**SET PROBLEM**
Gather the lines from the material that contain "Positive".

**RECORDED INFORMATION**

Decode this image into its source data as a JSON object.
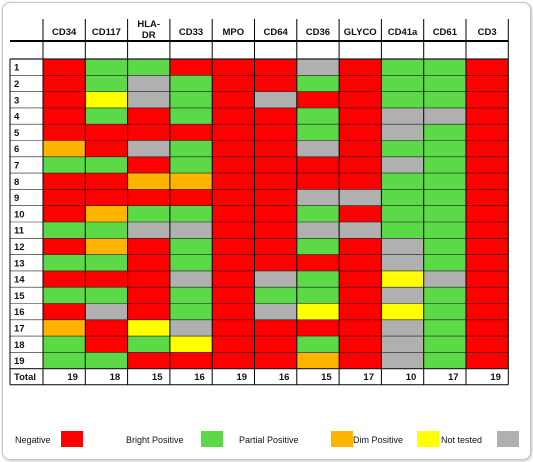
{
  "chart_data": {
    "type": "heatmap",
    "columns": [
      "CD34",
      "CD117",
      "HLA-DR",
      "CD33",
      "MPO",
      "CD64",
      "CD36",
      "GLYCO",
      "CD41a",
      "CD61",
      "CD3"
    ],
    "rows": [
      "1",
      "2",
      "3",
      "4",
      "5",
      "6",
      "7",
      "8",
      "9",
      "10",
      "11",
      "12",
      "13",
      "14",
      "15",
      "16",
      "17",
      "18",
      "19"
    ],
    "categories": {
      "N": {
        "label": "Negative",
        "color": "#ff0000"
      },
      "B": {
        "label": "Bright Positive",
        "color": "#5cd946"
      },
      "P": {
        "label": "Partial Positive",
        "color": "#ffb400"
      },
      "D": {
        "label": "Dim Positive",
        "color": "#ffff00"
      },
      "T": {
        "label": "Not tested",
        "color": "#b0b0b0"
      }
    },
    "legend_order": [
      "N",
      "B",
      "P",
      "D",
      "T"
    ],
    "cells": [
      [
        "N",
        "B",
        "B",
        "N",
        "N",
        "N",
        "T",
        "N",
        "B",
        "B",
        "N"
      ],
      [
        "N",
        "B",
        "T",
        "B",
        "N",
        "N",
        "B",
        "N",
        "B",
        "B",
        "N"
      ],
      [
        "N",
        "D",
        "T",
        "B",
        "N",
        "T",
        "N",
        "N",
        "B",
        "B",
        "N"
      ],
      [
        "N",
        "B",
        "N",
        "B",
        "N",
        "N",
        "B",
        "N",
        "T",
        "T",
        "N"
      ],
      [
        "N",
        "N",
        "N",
        "N",
        "N",
        "N",
        "B",
        "N",
        "T",
        "B",
        "N"
      ],
      [
        "P",
        "N",
        "T",
        "B",
        "N",
        "N",
        "T",
        "N",
        "B",
        "B",
        "N"
      ],
      [
        "B",
        "B",
        "N",
        "B",
        "N",
        "N",
        "N",
        "N",
        "T",
        "B",
        "N"
      ],
      [
        "N",
        "N",
        "P",
        "P",
        "N",
        "N",
        "N",
        "N",
        "B",
        "B",
        "N"
      ],
      [
        "N",
        "N",
        "N",
        "N",
        "N",
        "N",
        "T",
        "T",
        "B",
        "B",
        "N"
      ],
      [
        "N",
        "P",
        "B",
        "B",
        "N",
        "N",
        "B",
        "N",
        "B",
        "B",
        "N"
      ],
      [
        "B",
        "B",
        "T",
        "T",
        "N",
        "N",
        "T",
        "T",
        "B",
        "B",
        "N"
      ],
      [
        "N",
        "P",
        "N",
        "B",
        "N",
        "N",
        "B",
        "N",
        "T",
        "B",
        "N"
      ],
      [
        "B",
        "B",
        "N",
        "B",
        "N",
        "N",
        "N",
        "N",
        "T",
        "B",
        "N"
      ],
      [
        "N",
        "N",
        "N",
        "T",
        "N",
        "T",
        "B",
        "N",
        "D",
        "T",
        "N"
      ],
      [
        "B",
        "B",
        "N",
        "B",
        "N",
        "B",
        "B",
        "N",
        "T",
        "B",
        "N"
      ],
      [
        "N",
        "T",
        "N",
        "B",
        "N",
        "T",
        "D",
        "N",
        "D",
        "B",
        "N"
      ],
      [
        "P",
        "N",
        "D",
        "T",
        "N",
        "N",
        "N",
        "N",
        "T",
        "B",
        "N"
      ],
      [
        "B",
        "N",
        "B",
        "D",
        "N",
        "N",
        "B",
        "N",
        "T",
        "B",
        "N"
      ],
      [
        "B",
        "B",
        "N",
        "N",
        "N",
        "N",
        "P",
        "N",
        "T",
        "B",
        "N"
      ]
    ],
    "total_label": "Total",
    "totals": [
      19,
      18,
      15,
      16,
      19,
      16,
      15,
      17,
      10,
      17,
      19
    ]
  }
}
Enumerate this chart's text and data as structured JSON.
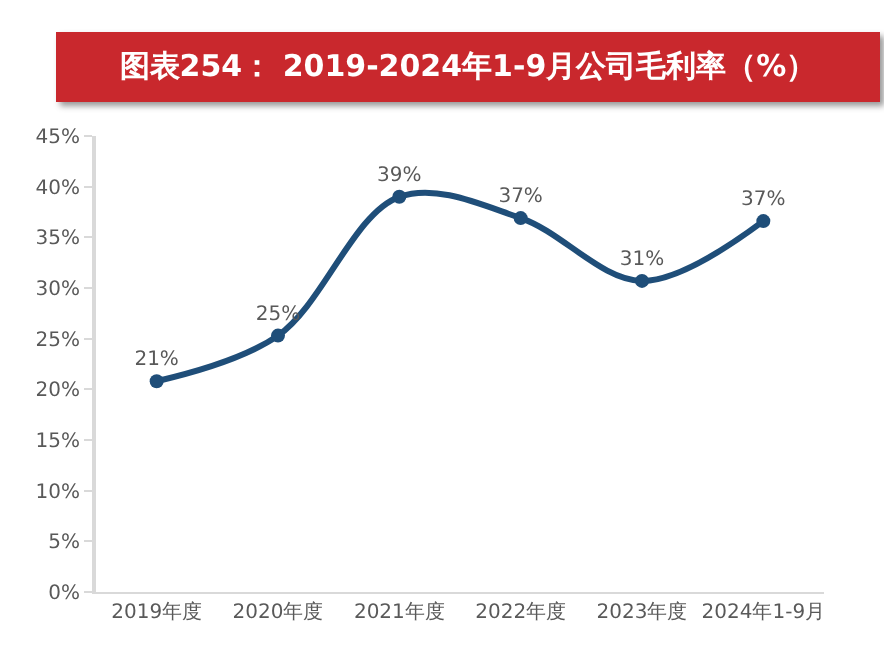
{
  "chart_data": {
    "type": "line",
    "title": "图表254： 2019-2024年1-9月公司毛利率（%）",
    "categories": [
      "2019年度",
      "2020年度",
      "2021年度",
      "2022年度",
      "2023年度",
      "2024年1-9月"
    ],
    "series": [
      {
        "color": "#1f4e79",
        "values": [
          20.8,
          25.3,
          39.0,
          36.9,
          30.7,
          36.6
        ],
        "value_labels": [
          "21%",
          "25%",
          "39%",
          "37%",
          "31%",
          "37%"
        ]
      }
    ],
    "ylim": [
      0,
      45
    ],
    "yticks": [
      {
        "value": 0,
        "label": "0%"
      },
      {
        "value": 5,
        "label": "5%"
      },
      {
        "value": 10,
        "label": "10%"
      },
      {
        "value": 15,
        "label": "15%"
      },
      {
        "value": 20,
        "label": "20%"
      },
      {
        "value": 25,
        "label": "25%"
      },
      {
        "value": 30,
        "label": "30%"
      },
      {
        "value": 35,
        "label": "35%"
      },
      {
        "value": 40,
        "label": "40%"
      },
      {
        "value": 45,
        "label": "45%"
      }
    ],
    "grid": false,
    "marker": "circle",
    "line_style": "solid"
  }
}
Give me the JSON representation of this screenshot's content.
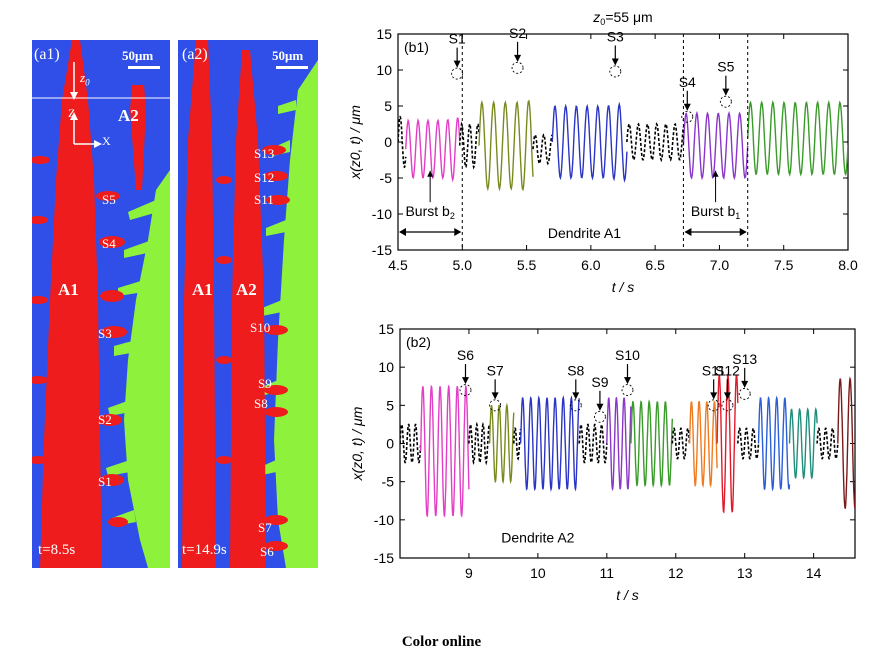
{
  "micrographs": {
    "a1": {
      "label": "(a1)",
      "scale_label": "50μm",
      "axis_z0": "z",
      "axis_z0_sub": "0",
      "axis_z": "Z",
      "axis_x": "X",
      "dendrite_labels": [
        "A1",
        "A2"
      ],
      "side_branch_labels": [
        "S5",
        "S4",
        "S3",
        "S2",
        "S1"
      ],
      "time_label": "t=8.5s"
    },
    "a2": {
      "label": "(a2)",
      "scale_label": "50μm",
      "dendrite_labels": [
        "A1",
        "A2"
      ],
      "side_branch_labels": [
        "S13",
        "S12",
        "S11",
        "S10",
        "S9",
        "S8",
        "S7",
        "S6"
      ],
      "time_label": "t=14.9s"
    },
    "colors": {
      "liquid": "#2f4fe8",
      "dendrite": "#ee1c1c",
      "neighbor": "#8ef23c"
    }
  },
  "chart_data": [
    {
      "type": "line",
      "panel_label": "(b1)",
      "title": "z0=55 μm",
      "title_z": "z",
      "title_sub": "0",
      "title_rest": "=55 μm",
      "xlabel": "t / s",
      "ylabel": "x(z0, t) / μm",
      "xlim": [
        4.5,
        8.0
      ],
      "ylim": [
        -15,
        15
      ],
      "xticks": [
        "4.5",
        "5.0",
        "5.5",
        "6.0",
        "6.5",
        "7.0",
        "7.5",
        "8.0"
      ],
      "yticks": [
        "-15",
        "-10",
        "-5",
        "0",
        "5",
        "10",
        "15"
      ],
      "annotation": "Dendrite A1",
      "bursts": [
        {
          "label": "Burst b",
          "sub": "2",
          "range": [
            4.5,
            5.0
          ]
        },
        {
          "label": "Burst b",
          "sub": "1",
          "range": [
            6.72,
            7.22
          ]
        }
      ],
      "markers": [
        {
          "label": "S1",
          "t": 4.96,
          "x": 9.5
        },
        {
          "label": "S2",
          "t": 5.43,
          "x": 10.3
        },
        {
          "label": "S3",
          "t": 6.19,
          "x": 9.8
        },
        {
          "label": "S4",
          "t": 6.75,
          "x": 3.5
        },
        {
          "label": "S5",
          "t": 7.05,
          "x": 5.6
        }
      ],
      "series": [
        {
          "color": "#000000",
          "dashed": true,
          "t0": 4.5,
          "t1": 4.56,
          "amp": 3.5,
          "freq": 15.0,
          "offset": 0.0,
          "trend": 0
        },
        {
          "color": "#e23ec6",
          "t0": 4.56,
          "t1": 4.98,
          "amp": 4.0,
          "freq": 13.0,
          "offset": -1.0,
          "trend": 6
        },
        {
          "color": "#000000",
          "dashed": true,
          "t0": 4.98,
          "t1": 5.13,
          "amp": 3.0,
          "freq": 16.0,
          "offset": -0.5,
          "trend": 0
        },
        {
          "color": "#7b8a1e",
          "t0": 5.13,
          "t1": 5.55,
          "amp": 6.0,
          "freq": 11.0,
          "offset": -0.5,
          "trend": 3
        },
        {
          "color": "#000000",
          "dashed": true,
          "t0": 5.55,
          "t1": 5.7,
          "amp": 2.0,
          "freq": 15.0,
          "offset": -1.0,
          "trend": 0
        },
        {
          "color": "#2b35c4",
          "t0": 5.7,
          "t1": 6.28,
          "amp": 5.0,
          "freq": 12.0,
          "offset": 0.0,
          "trend": 4
        },
        {
          "color": "#000000",
          "dashed": true,
          "t0": 6.28,
          "t1": 6.72,
          "amp": 2.5,
          "freq": 14.0,
          "offset": 0.0,
          "trend": 0
        },
        {
          "color": "#8a36c8",
          "t0": 6.72,
          "t1": 7.22,
          "amp": 4.5,
          "freq": 12.0,
          "offset": -0.5,
          "trend": 0
        },
        {
          "color": "#3a9b2a",
          "t0": 7.22,
          "t1": 8.0,
          "amp": 5.0,
          "freq": 11.5,
          "offset": 0.5,
          "trend": 0
        }
      ]
    },
    {
      "type": "line",
      "panel_label": "(b2)",
      "xlabel": "t / s",
      "ylabel": "x(z0, t) / μm",
      "xlim": [
        8.0,
        14.6
      ],
      "ylim": [
        -15,
        15
      ],
      "xticks": [
        "9",
        "10",
        "11",
        "12",
        "13",
        "14"
      ],
      "yticks": [
        "-15",
        "-10",
        "-5",
        "0",
        "5",
        "10",
        "15"
      ],
      "annotation": "Dendrite A2",
      "markers": [
        {
          "label": "S6",
          "t": 8.95,
          "x": 7.0
        },
        {
          "label": "S7",
          "t": 9.38,
          "x": 5.0
        },
        {
          "label": "S8",
          "t": 10.55,
          "x": 5.0
        },
        {
          "label": "S9",
          "t": 10.9,
          "x": 3.5
        },
        {
          "label": "S10",
          "t": 11.3,
          "x": 7.0
        },
        {
          "label": "S11",
          "t": 12.55,
          "x": 5.0
        },
        {
          "label": "S12",
          "t": 12.75,
          "x": 5.0
        },
        {
          "label": "S13",
          "t": 13.0,
          "x": 6.5
        }
      ],
      "series": [
        {
          "color": "#000000",
          "dashed": true,
          "t0": 8.0,
          "t1": 8.3,
          "amp": 2.5,
          "freq": 10.0,
          "offset": 0.0,
          "trend": 0
        },
        {
          "color": "#e23ec6",
          "t0": 8.3,
          "t1": 9.0,
          "amp": 8.5,
          "freq": 8.0,
          "offset": -1.0,
          "trend": 0
        },
        {
          "color": "#000000",
          "dashed": true,
          "t0": 9.0,
          "t1": 9.3,
          "amp": 2.5,
          "freq": 11.0,
          "offset": 0.0,
          "trend": 0
        },
        {
          "color": "#7b8a1e",
          "t0": 9.3,
          "t1": 9.65,
          "amp": 5.0,
          "freq": 9.0,
          "offset": 0.0,
          "trend": 0
        },
        {
          "color": "#000000",
          "dashed": true,
          "t0": 9.65,
          "t1": 9.75,
          "amp": 2.0,
          "freq": 12.0,
          "offset": 0.0,
          "trend": 0
        },
        {
          "color": "#2b35c4",
          "t0": 9.75,
          "t1": 10.6,
          "amp": 6.0,
          "freq": 8.5,
          "offset": 0.0,
          "trend": 0
        },
        {
          "color": "#000000",
          "dashed": true,
          "t0": 10.6,
          "t1": 11.0,
          "amp": 2.5,
          "freq": 10.0,
          "offset": 0.0,
          "trend": 0
        },
        {
          "color": "#8a36c8",
          "t0": 11.0,
          "t1": 11.35,
          "amp": 6.0,
          "freq": 9.0,
          "offset": 0.0,
          "trend": 0
        },
        {
          "color": "#3a9b2a",
          "t0": 11.35,
          "t1": 11.95,
          "amp": 5.5,
          "freq": 8.5,
          "offset": 0.0,
          "trend": 0
        },
        {
          "color": "#000000",
          "dashed": true,
          "t0": 11.95,
          "t1": 12.2,
          "amp": 2.0,
          "freq": 10.0,
          "offset": 0.0,
          "trend": 0
        },
        {
          "color": "#f07a1e",
          "t0": 12.2,
          "t1": 12.6,
          "amp": 5.5,
          "freq": 9.0,
          "offset": 0.0,
          "trend": 0
        },
        {
          "color": "#e01c2c",
          "t0": 12.6,
          "t1": 12.9,
          "amp": 9.0,
          "freq": 8.0,
          "offset": 0.0,
          "trend": 0
        },
        {
          "color": "#000000",
          "dashed": true,
          "t0": 12.9,
          "t1": 13.2,
          "amp": 2.0,
          "freq": 10.0,
          "offset": 0.0,
          "trend": 0
        },
        {
          "color": "#2b5fd8",
          "t0": 13.2,
          "t1": 13.65,
          "amp": 6.0,
          "freq": 8.5,
          "offset": 0.0,
          "trend": 0
        },
        {
          "color": "#1f8f7a",
          "t0": 13.65,
          "t1": 14.05,
          "amp": 4.5,
          "freq": 8.5,
          "offset": 0.0,
          "trend": 0
        },
        {
          "color": "#000000",
          "dashed": true,
          "t0": 14.05,
          "t1": 14.35,
          "amp": 2.0,
          "freq": 10.0,
          "offset": 0.0,
          "trend": 0
        },
        {
          "color": "#7a1a1a",
          "t0": 14.35,
          "t1": 14.6,
          "amp": 8.5,
          "freq": 7.0,
          "offset": 0.0,
          "trend": 0
        }
      ]
    }
  ],
  "caption": "Color online"
}
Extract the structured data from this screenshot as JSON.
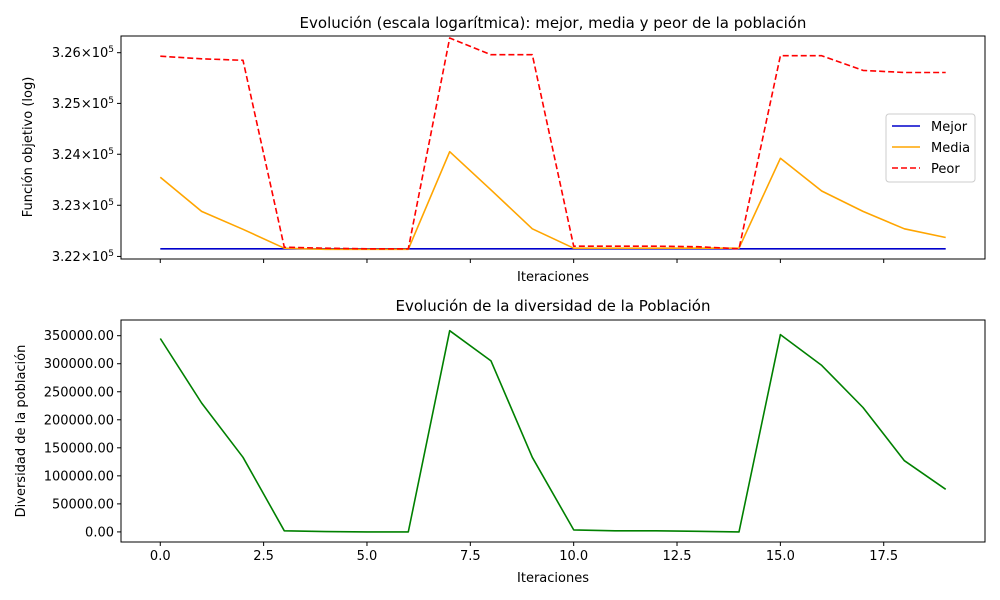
{
  "chart_data": [
    {
      "type": "line",
      "title": "Evolución (escala logarítmica): mejor, media y peor de la población",
      "xlabel": "Iteraciones",
      "ylabel": "Función objetivo (log)",
      "yscale": "log",
      "x": [
        0,
        1,
        2,
        3,
        4,
        5,
        6,
        7,
        8,
        9,
        10,
        11,
        12,
        13,
        14,
        15,
        16,
        17,
        18,
        19
      ],
      "xlim": [
        -0.95,
        19.95
      ],
      "ylim": [
        321950,
        326330
      ],
      "ytick_values": [
        322000,
        323000,
        324000,
        325000,
        326000
      ],
      "ytick_labels": [
        {
          "base": "3.22",
          "sup": "5"
        },
        {
          "base": "3.23",
          "sup": "5"
        },
        {
          "base": "3.24",
          "sup": "5"
        },
        {
          "base": "3.25",
          "sup": "5"
        },
        {
          "base": "3.26",
          "sup": "5"
        }
      ],
      "times_sign": "×10",
      "xticks_labeled": false,
      "xtick_values": [
        0,
        2.5,
        5,
        7.5,
        10,
        12.5,
        15,
        17.5
      ],
      "series": [
        {
          "name": "Mejor",
          "color": "#0000cc",
          "dash": "solid",
          "values": [
            322150,
            322150,
            322150,
            322150,
            322150,
            322150,
            322150,
            322150,
            322150,
            322150,
            322150,
            322150,
            322150,
            322150,
            322150,
            322150,
            322150,
            322150,
            322150,
            322150
          ]
        },
        {
          "name": "Media",
          "color": "#ffa500",
          "dash": "solid",
          "values": [
            323550,
            322880,
            322530,
            322160,
            322140,
            322140,
            322140,
            324050,
            323300,
            322540,
            322160,
            322160,
            322160,
            322160,
            322160,
            323920,
            323280,
            322880,
            322540,
            322370
          ]
        },
        {
          "name": "Peor",
          "color": "#ff0000",
          "dash": "dashed",
          "values": [
            325930,
            325880,
            325850,
            322180,
            322160,
            322150,
            322150,
            326290,
            325960,
            325960,
            322200,
            322200,
            322200,
            322190,
            322150,
            325940,
            325940,
            325650,
            325610,
            325610
          ]
        }
      ],
      "legend": "center-right",
      "grid": false
    },
    {
      "type": "line",
      "title": "Evolución de la diversidad de la Población",
      "xlabel": "Iteraciones",
      "ylabel": "Diversidad de la población",
      "x": [
        0,
        1,
        2,
        3,
        4,
        5,
        6,
        7,
        8,
        9,
        10,
        11,
        12,
        13,
        14,
        15,
        16,
        17,
        18,
        19
      ],
      "xlim": [
        -0.95,
        19.95
      ],
      "ylim": [
        -18000,
        378000
      ],
      "xtick_values": [
        0,
        2.5,
        5,
        7.5,
        10,
        12.5,
        15,
        17.5
      ],
      "xtick_labels": [
        "0.0",
        "2.5",
        "5.0",
        "7.5",
        "10.0",
        "12.5",
        "15.0",
        "17.5"
      ],
      "ytick_values": [
        0,
        50000,
        100000,
        150000,
        200000,
        250000,
        300000,
        350000
      ],
      "ytick_labels": [
        "0.00",
        "50000.00",
        "100000.00",
        "150000.00",
        "200000.00",
        "250000.00",
        "300000.00",
        "350000.00"
      ],
      "series": [
        {
          "color": "#008000",
          "dash": "solid",
          "values": [
            345000,
            230000,
            133000,
            2000,
            500,
            0,
            0,
            359000,
            305000,
            133000,
            3500,
            2000,
            2000,
            1000,
            0,
            352000,
            297000,
            222000,
            127000,
            76000
          ]
        }
      ],
      "grid": false
    }
  ]
}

**RESULT BELOW**
        "label": "Bright Positive",
        "label": "Partial Positive",
        "label": "Dim Positive",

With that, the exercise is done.